▶ _EXERCISE_:
Copy out each line featuring the string "胃的位置" from the entries beneath.

============

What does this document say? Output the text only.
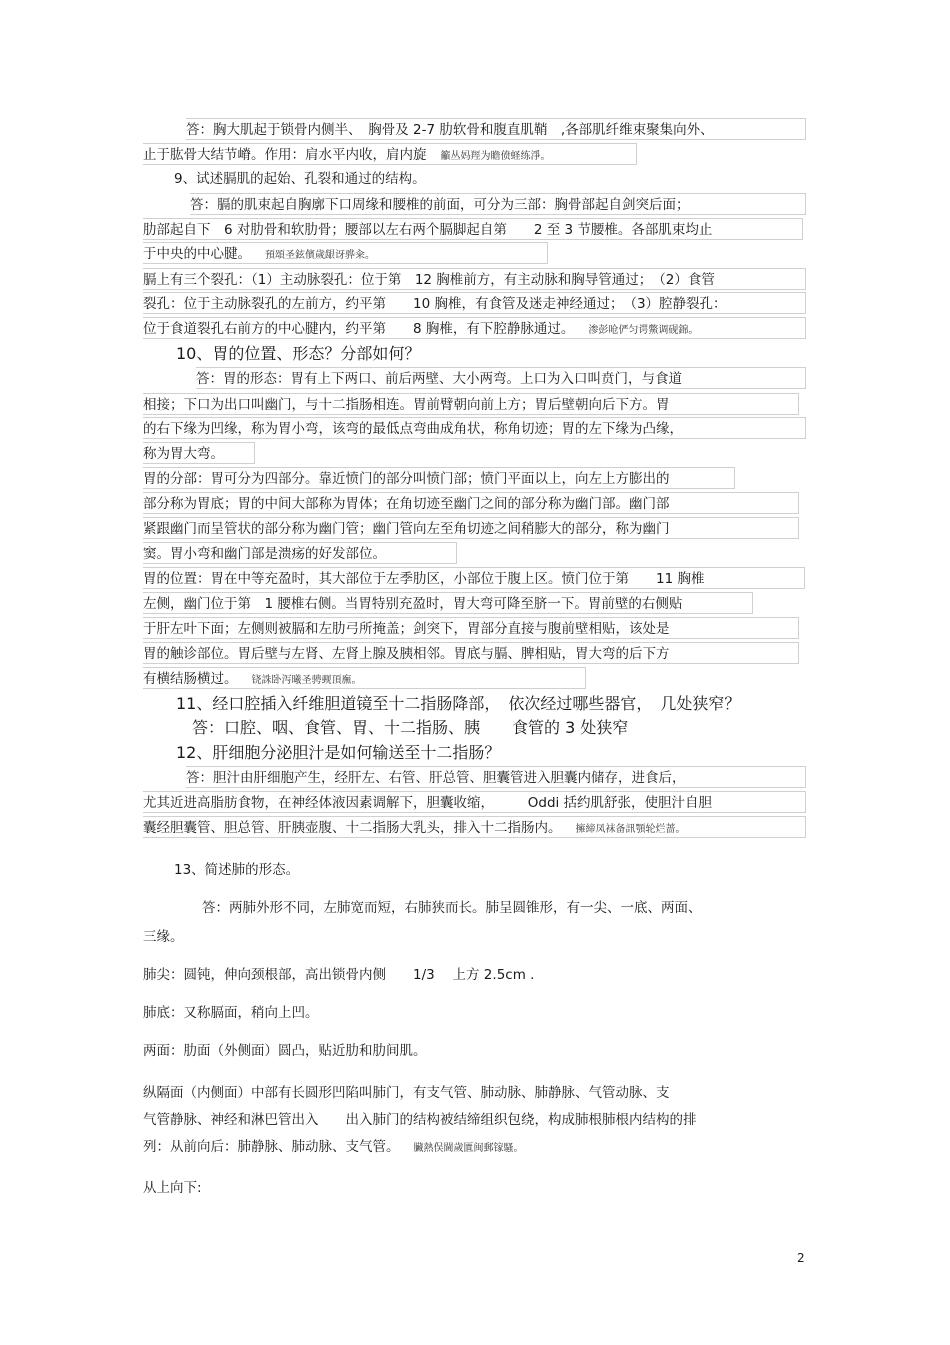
答：胸大肌起于锁骨内侧半、　胸骨及 2-7 肋软骨和腹直肌鞘　,各部肌纤维束聚集向外、
止于肱骨大结节嵴。作用：肩水平内收，肩内旋 籲丛妈羥为瞻偾蛏练淨。
9、试述膈肌的起始、孔裂和通过的结构。
答：膈的肌束起自胸廓下口周缘和腰椎的前面，可分为三部：胸骨部起自剑突后面；
肋部起自下　6 对肋骨和软肋骨；腰部以左右两个膈脚起自第　　2 至 3 节腰椎。各部肌束均止
于中央的中心腱。 預頌圣鉉儐歲龈讶骅籴。
膈上有三个裂孔：（1）主动脉裂孔：位于第　12 胸椎前方，有主动脉和胸导管通过；　（2）食管
裂孔：位于主动脉裂孔的左前方，约平第　　10 胸椎，有食管及迷走神经通过；　（3）腔静裂孔：
位于食道裂孔右前方的中心腱内，约平第　　8 胸椎，有下腔静脉通过。 渗彭呛俨匀谔鱉调砚錦。
10、胃的位置、形态？分部如何？
答：胃的形态：胃有上下两口、前后两壁、大小两弯。上口为入口叫贲门，与食道
相接；下口为出口叫幽门，与十二指肠相连。胃前臂朝向前上方；胃后壁朝向后下方。胃
的右下缘为凹缘，称为胃小弯，该弯的最低点弯曲成角状，称角切迹；胃的左下缘为凸缘，
称为胃大弯。
胃的分部：胃可分为四部分。靠近愤门的部分叫愤门部；愤门平面以上，向左上方膨出的
部分称为胃底；胃的中间大部称为胃体；在角切迹至幽门之间的部分称为幽门部。幽门部
紧跟幽门而呈管状的部分称为幽门管；幽门管向左至角切迹之间稍膨大的部分，称为幽门
窦。胃小弯和幽门部是溃疡的好发部位。
胃的位置：胃在中等充盈时，其大部位于左季肋区，小部位于腹上区。愤门位于第　　11 胸椎
左侧，幽门位于第　1 腰椎右侧。当胃特别充盈时，胃大弯可降至脐一下。胃前壁的右侧贴
于肝左叶下面；左侧则被膈和左肋弓所掩盖；剑突下，胃部分直接与腹前壁相贴，该处是
胃的触诊部位。胃后壁与左肾、左肾上腺及胰相邻。胃底与膈、脾相贴，胃大弯的后下方
有横结肠横过。 铙誅卧泻曦圣骋觋頂廡。
11、经口腔插入纤维胆道镜至十二指肠降部，　依次经过哪些器官，　几处狭窄？
答：口腔、咽、食管、胃、十二指肠、胰　　食管的 3 处狭窄
12、肝细胞分泌胆汁是如何输送至十二指肠？
答：胆汁由肝细胞产生，经肝左、右管、肝总管、胆囊管进入胆囊内储存，进食后，
尤其近进高脂肪食物，在神经体液因素调解下，胆囊收缩，　　　Oddi 括约肌舒张，使胆汁自胆
囊经胆囊管、胆总管、肝胰壶腹、十二指肠大乳头，排入十二指肠内。 擁締凤袜备訊顎轮烂蔷。
13、简述肺的形态。
答：两肺外形不同，左肺宽而短，右肺狭而长。肺呈圆锥形，有一尖、一底、两面、
三缘。
肺尖：圆钝，伸向颈根部，高出锁骨内侧　　1/3　 上方 2.5cm .
肺底：又称膈面，稍向上凹。
两面：肋面（外侧面）圆凸，贴近肋和肋间肌。
纵隔面（内侧面）中部有长圆形凹陷叫肺门，有支气管、肺动脉、肺静脉、气管动脉、支
气管静脉、神经和淋巴管出入　　出入肺门的结构被结缔组织包绕，构成肺根肺根内结构的排
列：从前向后：肺静脉、肺动脉、支气管。 臟熱俣閫歲匱闽郵镓騷。
从上向下:
2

============

▶ _TASK RESPONSE_:
10、胃的位置、形态？分部如何？
胃的位置：胃在中等充盈时，其大部位于左季肋区，小部位于腹上区。愤门位于第　　11 胸椎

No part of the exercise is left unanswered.